EXERCISE DETAILS → Emit the entire listing verbatim.

GIVEN DATA →

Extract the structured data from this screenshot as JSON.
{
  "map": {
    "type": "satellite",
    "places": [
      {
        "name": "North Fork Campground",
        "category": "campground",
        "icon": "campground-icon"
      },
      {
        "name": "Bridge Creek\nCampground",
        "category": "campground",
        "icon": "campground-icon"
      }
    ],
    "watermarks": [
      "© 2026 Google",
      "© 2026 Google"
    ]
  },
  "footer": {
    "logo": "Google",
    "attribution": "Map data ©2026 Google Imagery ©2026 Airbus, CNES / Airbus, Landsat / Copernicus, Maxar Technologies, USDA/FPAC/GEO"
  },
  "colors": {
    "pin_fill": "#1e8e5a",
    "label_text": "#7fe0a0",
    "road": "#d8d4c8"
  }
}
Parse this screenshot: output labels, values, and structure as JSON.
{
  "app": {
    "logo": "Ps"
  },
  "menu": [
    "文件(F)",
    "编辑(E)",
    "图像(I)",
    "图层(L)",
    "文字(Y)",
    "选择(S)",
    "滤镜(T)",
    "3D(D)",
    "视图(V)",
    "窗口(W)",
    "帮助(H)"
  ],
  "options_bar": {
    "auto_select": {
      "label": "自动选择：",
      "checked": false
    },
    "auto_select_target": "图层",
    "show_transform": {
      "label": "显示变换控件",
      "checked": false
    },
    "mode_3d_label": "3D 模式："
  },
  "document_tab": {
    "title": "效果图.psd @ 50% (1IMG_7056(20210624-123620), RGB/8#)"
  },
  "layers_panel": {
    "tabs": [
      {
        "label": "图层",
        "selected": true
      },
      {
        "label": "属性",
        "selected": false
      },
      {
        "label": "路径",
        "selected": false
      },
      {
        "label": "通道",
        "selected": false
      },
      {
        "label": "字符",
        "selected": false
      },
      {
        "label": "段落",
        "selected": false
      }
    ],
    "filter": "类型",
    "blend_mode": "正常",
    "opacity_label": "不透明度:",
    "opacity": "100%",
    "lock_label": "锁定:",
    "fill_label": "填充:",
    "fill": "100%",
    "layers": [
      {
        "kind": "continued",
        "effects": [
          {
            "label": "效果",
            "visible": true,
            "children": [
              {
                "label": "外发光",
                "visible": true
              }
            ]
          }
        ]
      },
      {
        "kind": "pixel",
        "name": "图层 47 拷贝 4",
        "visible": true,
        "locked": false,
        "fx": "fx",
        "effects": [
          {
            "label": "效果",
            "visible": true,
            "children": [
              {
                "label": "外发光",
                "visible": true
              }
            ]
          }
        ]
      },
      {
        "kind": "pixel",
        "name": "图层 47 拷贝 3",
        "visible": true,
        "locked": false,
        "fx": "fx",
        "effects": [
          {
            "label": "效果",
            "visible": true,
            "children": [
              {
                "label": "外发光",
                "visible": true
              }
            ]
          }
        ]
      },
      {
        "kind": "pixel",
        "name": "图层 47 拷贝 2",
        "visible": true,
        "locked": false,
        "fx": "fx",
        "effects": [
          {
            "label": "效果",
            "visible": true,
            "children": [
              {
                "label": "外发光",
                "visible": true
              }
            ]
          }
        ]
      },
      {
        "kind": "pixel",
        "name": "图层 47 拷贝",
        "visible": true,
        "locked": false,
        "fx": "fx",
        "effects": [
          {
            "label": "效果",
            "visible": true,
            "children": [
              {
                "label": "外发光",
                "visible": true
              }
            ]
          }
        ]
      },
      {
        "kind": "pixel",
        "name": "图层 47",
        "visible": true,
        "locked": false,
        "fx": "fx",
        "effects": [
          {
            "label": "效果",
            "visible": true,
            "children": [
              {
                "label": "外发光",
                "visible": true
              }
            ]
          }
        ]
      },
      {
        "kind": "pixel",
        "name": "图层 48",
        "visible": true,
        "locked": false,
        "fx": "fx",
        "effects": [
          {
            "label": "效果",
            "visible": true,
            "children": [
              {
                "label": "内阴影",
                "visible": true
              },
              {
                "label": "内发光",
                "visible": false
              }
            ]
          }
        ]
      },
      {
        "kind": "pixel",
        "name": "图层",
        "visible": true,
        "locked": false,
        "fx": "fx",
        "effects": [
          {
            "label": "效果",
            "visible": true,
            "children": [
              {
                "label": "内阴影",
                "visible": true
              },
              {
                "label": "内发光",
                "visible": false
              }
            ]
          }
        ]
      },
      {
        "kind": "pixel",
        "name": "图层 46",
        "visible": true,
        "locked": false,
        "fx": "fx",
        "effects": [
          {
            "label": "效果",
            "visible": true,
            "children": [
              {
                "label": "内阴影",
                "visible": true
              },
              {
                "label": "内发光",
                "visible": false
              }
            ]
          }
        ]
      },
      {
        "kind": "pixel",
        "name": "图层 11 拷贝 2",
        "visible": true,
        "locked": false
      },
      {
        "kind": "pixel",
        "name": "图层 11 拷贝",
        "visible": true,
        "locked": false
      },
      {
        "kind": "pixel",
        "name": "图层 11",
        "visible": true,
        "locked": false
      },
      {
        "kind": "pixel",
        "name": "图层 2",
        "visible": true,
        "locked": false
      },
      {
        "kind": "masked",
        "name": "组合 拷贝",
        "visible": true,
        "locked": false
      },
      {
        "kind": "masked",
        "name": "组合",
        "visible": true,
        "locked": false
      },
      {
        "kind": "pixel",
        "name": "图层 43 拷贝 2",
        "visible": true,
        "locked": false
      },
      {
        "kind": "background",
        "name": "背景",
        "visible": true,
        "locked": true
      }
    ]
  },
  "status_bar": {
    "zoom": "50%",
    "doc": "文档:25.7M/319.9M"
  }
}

FINAL ANSWER →
Extract the structured data from this screenshot as JSON.
{
  "map": {
    "type": "satellite",
    "places": [
      {
        "name": "North Fork Campground",
        "category": "campground",
        "icon": "campground-icon"
      },
      {
        "name": "Bridge Creek\nCampground",
        "category": "campground",
        "icon": "campground-icon"
      }
    ],
    "watermarks": [
      "© 2026 Google",
      "© 2026 Google"
    ]
  },
  "footer": {
    "logo": "Google",
    "attribution": "Map data ©2026 Google Imagery ©2026 Airbus, CNES / Airbus, Landsat / Copernicus, Maxar Technologies, USDA/FPAC/GEO"
  },
  "colors": {
    "pin_fill": "#1e8e5a",
    "label_text": "#7fe0a0",
    "road": "#d8d4c8"
  }
}
Parse this screenshot: output labels, values, and structure as JSON.
{
  "app": {
    "logo": "Ps"
  },
  "menu": [
    "文件(F)",
    "编辑(E)",
    "图像(I)",
    "图层(L)",
    "文字(Y)",
    "选择(S)",
    "滤镜(T)",
    "3D(D)",
    "视图(V)",
    "窗口(W)",
    "帮助(H)"
  ],
  "options_bar": {
    "auto_select": {
      "label": "自动选择：",
      "checked": false
    },
    "auto_select_target": "图层",
    "show_transform": {
      "label": "显示变换控件",
      "checked": false
    },
    "mode_3d_label": "3D 模式："
  },
  "document_tab": {
    "title": "效果图.psd @ 50% (1IMG_7056(20210624-123620), RGB/8#)"
  },
  "layers_panel": {
    "tabs": [
      {
        "label": "图层",
        "selected": true
      },
      {
        "label": "属性",
        "selected": false
      },
      {
        "label": "路径",
        "selected": false
      },
      {
        "label": "通道",
        "selected": false
      },
      {
        "label": "字符",
        "selected": false
      },
      {
        "label": "段落",
        "selected": false
      }
    ],
    "filter": "类型",
    "blend_mode": "正常",
    "opacity_label": "不透明度:",
    "opacity": "100%",
    "lock_label": "锁定:",
    "fill_label": "填充:",
    "fill": "100%",
    "layers": [
      {
        "kind": "continued",
        "effects": [
          {
            "label": "效果",
            "visible": true,
            "children": [
              {
                "label": "外发光",
                "visible": true
              }
            ]
          }
        ]
      },
      {
        "kind": "pixel",
        "name": "图层 47 拷贝 4",
        "visible": true,
        "locked": false,
        "fx": "fx",
        "effects": [
          {
            "label": "效果",
            "visible": true,
            "children": [
              {
                "label": "外发光",
                "visible": true
              }
            ]
          }
        ]
      },
      {
        "kind": "pixel",
        "name": "图层 47 拷贝 3",
        "visible": true,
        "locked": false,
        "fx": "fx",
        "effects": [
          {
            "label": "效果",
            "visible": true,
            "children": [
              {
                "label": "外发光",
                "visible": true
              }
            ]
          }
        ]
      },
      {
        "kind": "pixel",
        "name": "图层 47 拷贝 2",
        "visible": true,
        "locked": false,
        "fx": "fx",
        "effects": [
          {
            "label": "效果",
            "visible": true,
            "children": [
              {
                "label": "外发光",
                "visible": true
              }
            ]
          }
        ]
      },
      {
        "kind": "pixel",
        "name": "图层 47 拷贝",
        "visible": true,
        "locked": false,
        "fx": "fx",
        "effects": [
          {
            "label": "效果",
            "visible": true,
            "children": [
              {
                "label": "外发光",
                "visible": true
              }
            ]
          }
        ]
      },
      {
        "kind": "pixel",
        "name": "图层 47",
        "visible": true,
        "locked": false,
        "fx": "fx",
        "effects": [
          {
            "label": "效果",
            "visible": true,
            "children": [
              {
                "label": "外发光",
                "visible": true
              }
            ]
          }
        ]
      },
      {
        "kind": "pixel",
        "name": "图层 48",
        "visible": true,
        "locked": false,
        "fx": "fx",
        "effects": [
          {
            "label": "效果",
            "visible": true,
            "children": [
              {
                "label": "内阴影",
                "visible": true
              },
              {
                "label": "内发光",
                "visible": false
              }
            ]
          }
        ]
      },
      {
        "kind": "pixel",
        "name": "图层",
        "visible": true,
        "locked": false,
        "fx": "fx",
        "effects": [
          {
            "label": "效果",
            "visible": true,
            "children": [
              {
                "label": "内阴影",
                "visible": true
              },
              {
                "label": "内发光",
                "visible": false
              }
            ]
          }
        ]
      },
      {
        "kind": "pixel",
        "name": "图层 46",
        "visible": true,
        "locked": false,
        "fx": "fx",
        "effects": [
          {
            "label": "效果",
            "visible": true,
            "children": [
              {
                "label": "内阴影",
                "visible": true
              },
              {
                "label": "内发光",
                "visible": false
              }
            ]
          }
        ]
      },
      {
        "kind": "pixel",
        "name": "图层 11 拷贝 2",
        "visible": true,
        "locked": false
      },
      {
        "kind": "pixel",
        "name": "图层 11 拷贝",
        "visible": true,
        "locked": false
      },
      {
        "kind": "pixel",
        "name": "图层 11",
        "visible": true,
        "locked": false
      },
      {
        "kind": "pixel",
        "name": "图层 2",
        "visible": true,
        "locked": false
      },
      {
        "kind": "masked",
        "name": "组合 拷贝",
        "visible": true,
        "locked": false
      },
      {
        "kind": "masked",
        "name": "组合",
        "visible": true,
        "locked": false
      },
      {
        "kind": "pixel",
        "name": "图层 43 拷贝 2",
        "visible": true,
        "locked": false
      },
      {
        "kind": "background",
        "name": "背景",
        "visible": true,
        "locked": true
      }
    ]
  },
  "status_bar": {
    "zoom": "50%",
    "doc": "文档:25.7M/319.9M"
  }
}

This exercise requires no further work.